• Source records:

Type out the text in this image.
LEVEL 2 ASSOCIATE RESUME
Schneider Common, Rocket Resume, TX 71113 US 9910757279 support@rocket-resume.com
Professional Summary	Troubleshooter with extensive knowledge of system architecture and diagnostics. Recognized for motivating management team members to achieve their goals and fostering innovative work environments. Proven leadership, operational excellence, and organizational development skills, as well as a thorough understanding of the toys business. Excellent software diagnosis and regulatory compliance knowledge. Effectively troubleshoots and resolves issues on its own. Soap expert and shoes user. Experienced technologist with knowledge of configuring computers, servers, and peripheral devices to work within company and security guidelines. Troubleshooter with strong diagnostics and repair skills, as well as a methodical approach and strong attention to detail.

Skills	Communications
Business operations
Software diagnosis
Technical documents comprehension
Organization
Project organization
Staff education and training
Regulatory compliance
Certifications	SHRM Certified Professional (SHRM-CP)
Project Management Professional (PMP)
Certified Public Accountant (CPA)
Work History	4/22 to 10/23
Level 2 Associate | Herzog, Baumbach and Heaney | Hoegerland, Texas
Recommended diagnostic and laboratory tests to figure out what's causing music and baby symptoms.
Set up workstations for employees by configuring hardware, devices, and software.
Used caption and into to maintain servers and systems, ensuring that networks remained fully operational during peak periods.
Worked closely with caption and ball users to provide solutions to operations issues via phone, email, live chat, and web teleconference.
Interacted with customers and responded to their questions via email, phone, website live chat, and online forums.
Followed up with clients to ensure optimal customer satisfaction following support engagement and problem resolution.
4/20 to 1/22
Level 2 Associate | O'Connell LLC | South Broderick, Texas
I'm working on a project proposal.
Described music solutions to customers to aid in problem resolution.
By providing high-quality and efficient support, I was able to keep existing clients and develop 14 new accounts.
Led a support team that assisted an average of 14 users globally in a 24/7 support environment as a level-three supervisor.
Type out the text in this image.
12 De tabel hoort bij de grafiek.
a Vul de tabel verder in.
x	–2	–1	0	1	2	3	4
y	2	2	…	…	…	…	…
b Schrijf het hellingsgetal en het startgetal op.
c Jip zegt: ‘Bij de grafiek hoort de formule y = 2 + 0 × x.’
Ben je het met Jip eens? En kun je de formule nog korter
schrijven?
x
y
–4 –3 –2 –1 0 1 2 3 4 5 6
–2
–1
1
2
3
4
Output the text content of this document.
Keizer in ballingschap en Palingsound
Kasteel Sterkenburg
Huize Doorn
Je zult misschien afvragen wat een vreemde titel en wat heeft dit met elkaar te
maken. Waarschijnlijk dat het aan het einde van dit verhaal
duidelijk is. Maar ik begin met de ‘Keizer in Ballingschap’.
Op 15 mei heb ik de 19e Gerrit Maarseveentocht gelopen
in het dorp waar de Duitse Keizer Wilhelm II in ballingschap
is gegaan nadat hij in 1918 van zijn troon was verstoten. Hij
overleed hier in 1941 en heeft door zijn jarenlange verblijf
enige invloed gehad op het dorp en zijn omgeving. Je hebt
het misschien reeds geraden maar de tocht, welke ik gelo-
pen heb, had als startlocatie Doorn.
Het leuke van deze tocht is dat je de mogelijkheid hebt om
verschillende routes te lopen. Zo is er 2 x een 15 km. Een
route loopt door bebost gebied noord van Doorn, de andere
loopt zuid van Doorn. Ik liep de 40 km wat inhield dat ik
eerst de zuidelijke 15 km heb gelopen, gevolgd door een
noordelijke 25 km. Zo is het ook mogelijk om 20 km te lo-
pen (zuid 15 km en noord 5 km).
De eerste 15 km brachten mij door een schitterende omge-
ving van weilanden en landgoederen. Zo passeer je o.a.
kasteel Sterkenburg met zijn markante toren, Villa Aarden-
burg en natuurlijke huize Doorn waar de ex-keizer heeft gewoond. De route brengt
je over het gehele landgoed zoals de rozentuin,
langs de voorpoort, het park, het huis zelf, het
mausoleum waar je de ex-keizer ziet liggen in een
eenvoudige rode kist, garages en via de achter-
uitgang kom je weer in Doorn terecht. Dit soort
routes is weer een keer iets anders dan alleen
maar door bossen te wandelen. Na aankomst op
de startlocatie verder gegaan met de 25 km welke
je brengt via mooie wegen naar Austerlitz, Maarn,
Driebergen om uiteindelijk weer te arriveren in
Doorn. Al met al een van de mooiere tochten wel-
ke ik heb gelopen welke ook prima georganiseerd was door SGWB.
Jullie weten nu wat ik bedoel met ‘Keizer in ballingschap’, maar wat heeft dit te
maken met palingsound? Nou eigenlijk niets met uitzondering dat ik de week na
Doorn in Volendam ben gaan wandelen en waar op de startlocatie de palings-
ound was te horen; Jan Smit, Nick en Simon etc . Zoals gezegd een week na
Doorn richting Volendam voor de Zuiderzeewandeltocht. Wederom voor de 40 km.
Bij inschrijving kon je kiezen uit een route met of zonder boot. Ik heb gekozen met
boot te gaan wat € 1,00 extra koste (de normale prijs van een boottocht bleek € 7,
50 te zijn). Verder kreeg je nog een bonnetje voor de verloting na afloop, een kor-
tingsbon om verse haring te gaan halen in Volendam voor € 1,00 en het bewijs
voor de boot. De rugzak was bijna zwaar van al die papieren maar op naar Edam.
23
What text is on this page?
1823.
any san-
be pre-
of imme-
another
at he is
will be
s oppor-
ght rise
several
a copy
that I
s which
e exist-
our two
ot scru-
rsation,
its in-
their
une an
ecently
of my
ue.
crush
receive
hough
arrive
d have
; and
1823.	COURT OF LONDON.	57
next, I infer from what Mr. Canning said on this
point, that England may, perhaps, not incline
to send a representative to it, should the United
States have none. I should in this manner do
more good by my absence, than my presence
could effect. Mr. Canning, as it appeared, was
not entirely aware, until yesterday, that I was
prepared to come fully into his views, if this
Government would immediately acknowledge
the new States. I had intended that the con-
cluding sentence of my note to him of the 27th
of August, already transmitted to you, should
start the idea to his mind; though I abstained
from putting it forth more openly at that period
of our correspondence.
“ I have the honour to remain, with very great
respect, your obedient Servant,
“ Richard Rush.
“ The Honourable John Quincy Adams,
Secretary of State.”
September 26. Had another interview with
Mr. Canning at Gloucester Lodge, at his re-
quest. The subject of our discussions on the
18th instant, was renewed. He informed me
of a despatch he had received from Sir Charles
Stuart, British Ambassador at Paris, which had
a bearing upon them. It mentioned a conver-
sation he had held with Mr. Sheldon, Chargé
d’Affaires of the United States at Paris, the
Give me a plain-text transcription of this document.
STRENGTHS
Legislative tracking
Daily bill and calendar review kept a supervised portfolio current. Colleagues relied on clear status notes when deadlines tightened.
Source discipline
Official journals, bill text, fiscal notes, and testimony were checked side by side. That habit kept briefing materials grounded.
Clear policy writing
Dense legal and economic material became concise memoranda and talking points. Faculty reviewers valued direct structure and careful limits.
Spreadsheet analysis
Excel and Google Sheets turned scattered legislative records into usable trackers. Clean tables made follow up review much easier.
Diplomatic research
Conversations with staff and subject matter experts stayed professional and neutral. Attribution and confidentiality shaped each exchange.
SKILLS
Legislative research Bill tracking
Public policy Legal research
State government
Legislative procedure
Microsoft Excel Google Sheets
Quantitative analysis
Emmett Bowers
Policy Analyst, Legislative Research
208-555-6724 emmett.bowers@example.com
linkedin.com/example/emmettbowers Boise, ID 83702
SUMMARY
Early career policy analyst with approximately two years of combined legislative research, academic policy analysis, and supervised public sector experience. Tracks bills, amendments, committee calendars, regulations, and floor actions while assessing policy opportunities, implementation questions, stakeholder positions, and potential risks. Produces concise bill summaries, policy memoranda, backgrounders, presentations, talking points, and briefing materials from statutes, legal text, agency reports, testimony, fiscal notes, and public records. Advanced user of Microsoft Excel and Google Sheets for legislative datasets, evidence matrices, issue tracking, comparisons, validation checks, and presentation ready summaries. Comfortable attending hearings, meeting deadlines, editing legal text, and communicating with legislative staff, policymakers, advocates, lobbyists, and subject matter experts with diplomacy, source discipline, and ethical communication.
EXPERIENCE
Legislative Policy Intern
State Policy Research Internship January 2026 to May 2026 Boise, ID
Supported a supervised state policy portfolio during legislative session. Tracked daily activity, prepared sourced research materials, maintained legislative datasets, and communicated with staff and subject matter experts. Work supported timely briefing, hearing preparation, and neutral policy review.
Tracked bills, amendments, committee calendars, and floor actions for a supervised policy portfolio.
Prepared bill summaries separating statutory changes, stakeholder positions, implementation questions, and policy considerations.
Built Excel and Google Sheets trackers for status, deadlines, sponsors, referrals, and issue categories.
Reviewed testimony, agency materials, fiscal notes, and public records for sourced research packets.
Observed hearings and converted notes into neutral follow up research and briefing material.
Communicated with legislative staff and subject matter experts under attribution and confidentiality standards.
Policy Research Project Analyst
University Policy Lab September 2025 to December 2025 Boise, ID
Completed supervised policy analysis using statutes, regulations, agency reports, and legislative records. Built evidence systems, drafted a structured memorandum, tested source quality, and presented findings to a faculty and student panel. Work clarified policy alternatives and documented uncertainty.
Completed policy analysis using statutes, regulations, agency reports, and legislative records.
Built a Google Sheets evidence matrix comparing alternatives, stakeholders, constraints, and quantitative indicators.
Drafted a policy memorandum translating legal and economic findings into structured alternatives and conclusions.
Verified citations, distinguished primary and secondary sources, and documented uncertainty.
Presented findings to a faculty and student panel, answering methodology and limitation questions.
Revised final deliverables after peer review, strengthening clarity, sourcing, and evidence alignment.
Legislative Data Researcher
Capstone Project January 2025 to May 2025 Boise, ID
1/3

• Problem to solve: Working from the listing above, pick out every line that has "Texas" and copy it.

• Solution:
Level 2 Associate | Herzog, Baumbach and Heaney | Hoegerland, Texas
Level 2 Associate | O'Connell LLC | South Broderick, Texas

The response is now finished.